Across the listing below, count the lines that mention the string "Default". Reply with the figure only.

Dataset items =

-*-*-

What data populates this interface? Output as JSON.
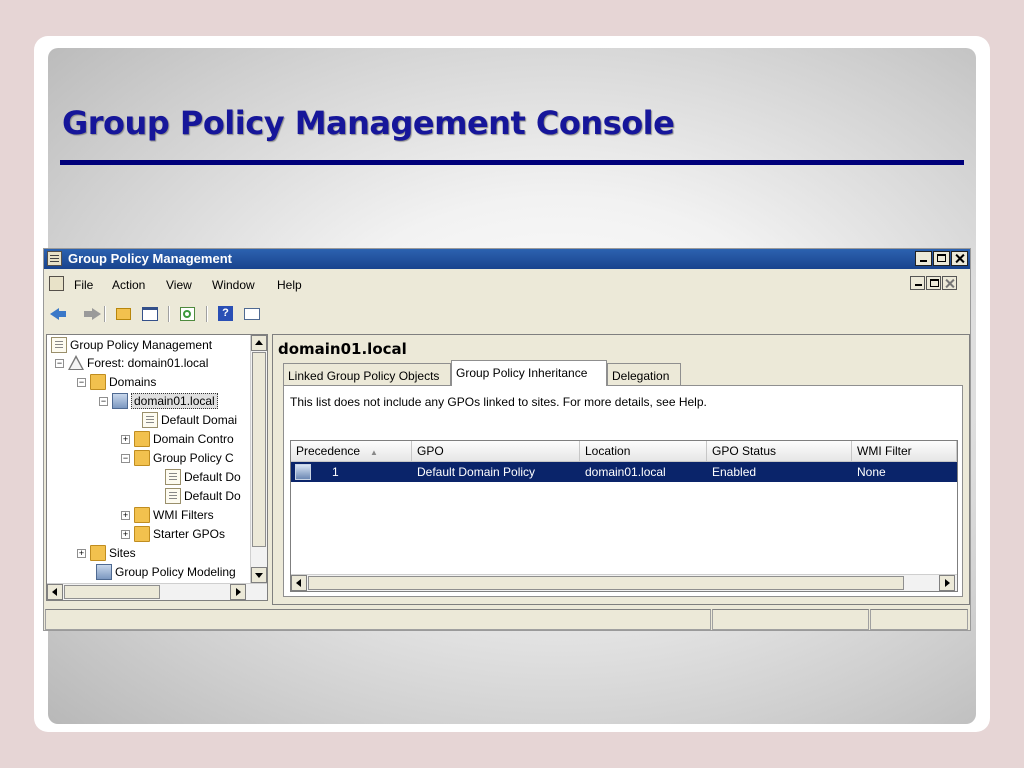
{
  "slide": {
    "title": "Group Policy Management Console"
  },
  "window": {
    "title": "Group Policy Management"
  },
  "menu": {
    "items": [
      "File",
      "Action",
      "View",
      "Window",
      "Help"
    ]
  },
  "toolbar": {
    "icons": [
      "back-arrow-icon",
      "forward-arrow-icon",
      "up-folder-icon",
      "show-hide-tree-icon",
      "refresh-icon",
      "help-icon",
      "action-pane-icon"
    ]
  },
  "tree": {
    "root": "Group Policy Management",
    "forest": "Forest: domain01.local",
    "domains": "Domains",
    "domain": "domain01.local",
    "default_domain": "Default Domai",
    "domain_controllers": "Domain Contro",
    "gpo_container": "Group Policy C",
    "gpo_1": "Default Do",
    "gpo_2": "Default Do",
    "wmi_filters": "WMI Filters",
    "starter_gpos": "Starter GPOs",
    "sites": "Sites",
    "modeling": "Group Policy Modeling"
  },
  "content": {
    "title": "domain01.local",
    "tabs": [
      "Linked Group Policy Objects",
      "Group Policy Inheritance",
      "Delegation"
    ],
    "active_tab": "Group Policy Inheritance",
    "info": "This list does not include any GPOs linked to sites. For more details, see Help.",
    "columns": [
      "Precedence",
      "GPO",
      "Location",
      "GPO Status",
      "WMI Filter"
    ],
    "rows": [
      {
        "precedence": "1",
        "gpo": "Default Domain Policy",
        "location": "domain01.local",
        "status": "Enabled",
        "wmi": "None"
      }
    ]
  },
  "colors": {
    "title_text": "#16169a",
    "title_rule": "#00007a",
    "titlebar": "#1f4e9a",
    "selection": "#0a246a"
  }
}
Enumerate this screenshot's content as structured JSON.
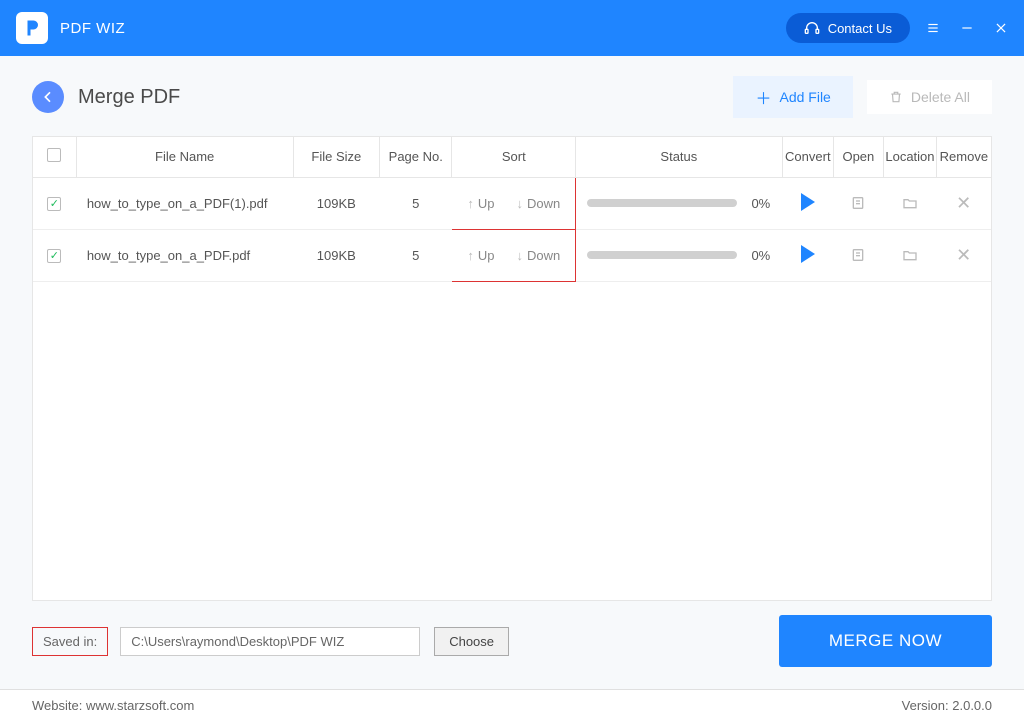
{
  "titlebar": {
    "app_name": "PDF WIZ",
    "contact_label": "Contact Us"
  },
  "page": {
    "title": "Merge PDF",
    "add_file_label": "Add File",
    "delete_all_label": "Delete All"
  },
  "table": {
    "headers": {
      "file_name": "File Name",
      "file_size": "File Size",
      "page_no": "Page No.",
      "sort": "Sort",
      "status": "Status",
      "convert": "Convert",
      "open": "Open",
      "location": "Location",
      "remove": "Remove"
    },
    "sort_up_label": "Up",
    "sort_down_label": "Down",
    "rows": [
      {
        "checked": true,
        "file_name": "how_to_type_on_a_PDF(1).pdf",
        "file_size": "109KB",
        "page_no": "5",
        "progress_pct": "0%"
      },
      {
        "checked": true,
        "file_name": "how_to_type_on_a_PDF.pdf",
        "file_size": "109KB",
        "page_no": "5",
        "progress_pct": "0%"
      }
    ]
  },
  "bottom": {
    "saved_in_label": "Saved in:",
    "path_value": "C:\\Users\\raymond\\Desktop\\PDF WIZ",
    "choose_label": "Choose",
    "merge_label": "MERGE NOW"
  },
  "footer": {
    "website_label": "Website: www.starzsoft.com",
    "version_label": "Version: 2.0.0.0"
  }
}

-*-*-

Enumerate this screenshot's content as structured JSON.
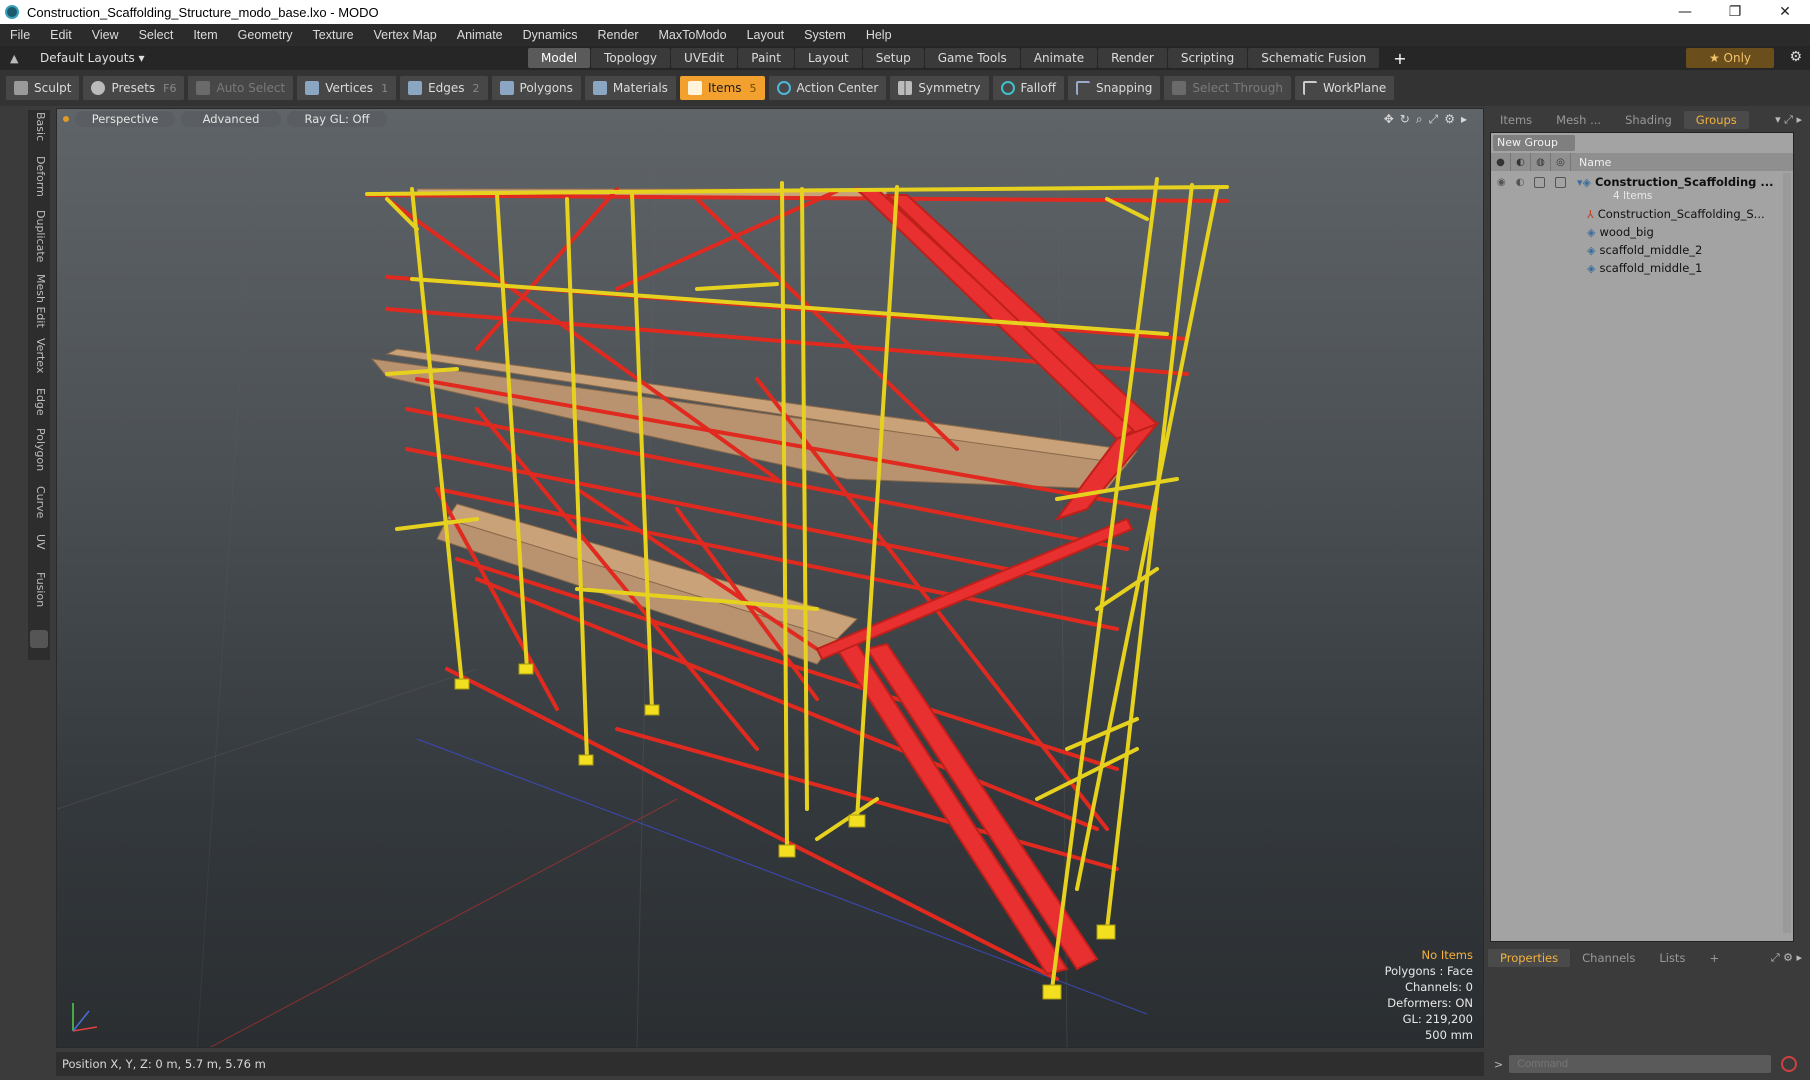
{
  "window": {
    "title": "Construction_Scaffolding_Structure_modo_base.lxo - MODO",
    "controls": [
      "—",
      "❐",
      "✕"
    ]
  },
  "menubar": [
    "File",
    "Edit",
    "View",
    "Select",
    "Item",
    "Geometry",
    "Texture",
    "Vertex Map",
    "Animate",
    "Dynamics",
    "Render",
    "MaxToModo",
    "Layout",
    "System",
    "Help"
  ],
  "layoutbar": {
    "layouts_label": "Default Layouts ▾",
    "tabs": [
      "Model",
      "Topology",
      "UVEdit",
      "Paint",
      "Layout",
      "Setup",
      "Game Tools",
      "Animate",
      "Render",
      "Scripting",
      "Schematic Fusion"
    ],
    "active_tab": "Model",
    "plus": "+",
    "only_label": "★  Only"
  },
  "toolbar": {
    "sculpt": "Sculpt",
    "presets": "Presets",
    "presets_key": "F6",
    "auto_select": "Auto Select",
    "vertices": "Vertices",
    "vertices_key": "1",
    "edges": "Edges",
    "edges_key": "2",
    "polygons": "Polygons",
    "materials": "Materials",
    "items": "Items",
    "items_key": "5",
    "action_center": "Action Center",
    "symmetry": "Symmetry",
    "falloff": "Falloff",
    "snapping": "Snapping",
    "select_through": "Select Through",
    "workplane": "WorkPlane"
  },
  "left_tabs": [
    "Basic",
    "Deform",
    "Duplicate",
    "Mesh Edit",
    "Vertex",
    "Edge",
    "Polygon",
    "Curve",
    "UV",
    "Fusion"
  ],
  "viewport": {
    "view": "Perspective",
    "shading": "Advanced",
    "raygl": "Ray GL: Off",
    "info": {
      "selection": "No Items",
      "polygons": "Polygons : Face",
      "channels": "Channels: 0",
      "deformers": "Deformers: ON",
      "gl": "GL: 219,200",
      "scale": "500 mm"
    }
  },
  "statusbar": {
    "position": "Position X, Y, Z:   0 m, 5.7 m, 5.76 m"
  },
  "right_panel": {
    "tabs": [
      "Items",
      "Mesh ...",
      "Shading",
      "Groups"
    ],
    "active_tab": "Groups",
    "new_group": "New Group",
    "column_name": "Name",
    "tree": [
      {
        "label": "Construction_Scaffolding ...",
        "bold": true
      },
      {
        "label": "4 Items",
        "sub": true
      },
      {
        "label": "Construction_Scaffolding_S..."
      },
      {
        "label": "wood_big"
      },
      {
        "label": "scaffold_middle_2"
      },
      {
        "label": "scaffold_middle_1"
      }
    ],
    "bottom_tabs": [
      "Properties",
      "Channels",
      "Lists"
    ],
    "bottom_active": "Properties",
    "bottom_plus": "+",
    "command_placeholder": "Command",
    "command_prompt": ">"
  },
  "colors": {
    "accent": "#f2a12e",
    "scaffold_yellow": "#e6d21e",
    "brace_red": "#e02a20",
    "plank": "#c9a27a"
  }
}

-*-*-

Result of the exercise =
5